| Work to complete |
Scan the records for the string "especially"; copy each line where it occurs.

| Extracted entries |
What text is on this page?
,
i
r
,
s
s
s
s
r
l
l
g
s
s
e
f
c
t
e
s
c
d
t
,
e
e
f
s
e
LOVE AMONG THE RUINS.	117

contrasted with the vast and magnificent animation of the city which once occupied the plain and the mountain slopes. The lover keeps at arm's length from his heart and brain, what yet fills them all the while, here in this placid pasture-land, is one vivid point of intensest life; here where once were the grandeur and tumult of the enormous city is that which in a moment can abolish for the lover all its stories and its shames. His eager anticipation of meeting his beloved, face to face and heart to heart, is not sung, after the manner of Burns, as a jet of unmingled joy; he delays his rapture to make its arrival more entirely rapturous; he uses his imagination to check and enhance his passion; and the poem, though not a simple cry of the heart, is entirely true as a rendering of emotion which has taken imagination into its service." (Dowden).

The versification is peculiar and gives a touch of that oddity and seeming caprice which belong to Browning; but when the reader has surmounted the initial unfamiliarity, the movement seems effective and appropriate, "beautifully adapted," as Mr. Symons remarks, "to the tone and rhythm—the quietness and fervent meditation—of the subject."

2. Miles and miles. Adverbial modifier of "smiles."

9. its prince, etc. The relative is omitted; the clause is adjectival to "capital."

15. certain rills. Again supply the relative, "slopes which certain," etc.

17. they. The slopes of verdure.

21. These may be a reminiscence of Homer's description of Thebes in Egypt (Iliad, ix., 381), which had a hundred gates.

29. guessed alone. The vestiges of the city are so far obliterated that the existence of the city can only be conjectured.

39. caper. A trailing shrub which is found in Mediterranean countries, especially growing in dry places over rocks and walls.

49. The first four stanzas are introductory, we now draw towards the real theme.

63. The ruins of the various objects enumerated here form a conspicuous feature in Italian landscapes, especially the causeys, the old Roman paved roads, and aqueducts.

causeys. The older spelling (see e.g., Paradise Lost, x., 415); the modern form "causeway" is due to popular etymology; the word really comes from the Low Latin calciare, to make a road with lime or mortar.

| Expected output |
39. caper. A trailing shrub which is found in Mediterranean countries, especially growing in dry places over rocks and walls.
63. The ruins of the various objects enumerated here form a conspicuous feature in Italian landscapes, especially the causeys, the old Roman paved roads, and aqueducts.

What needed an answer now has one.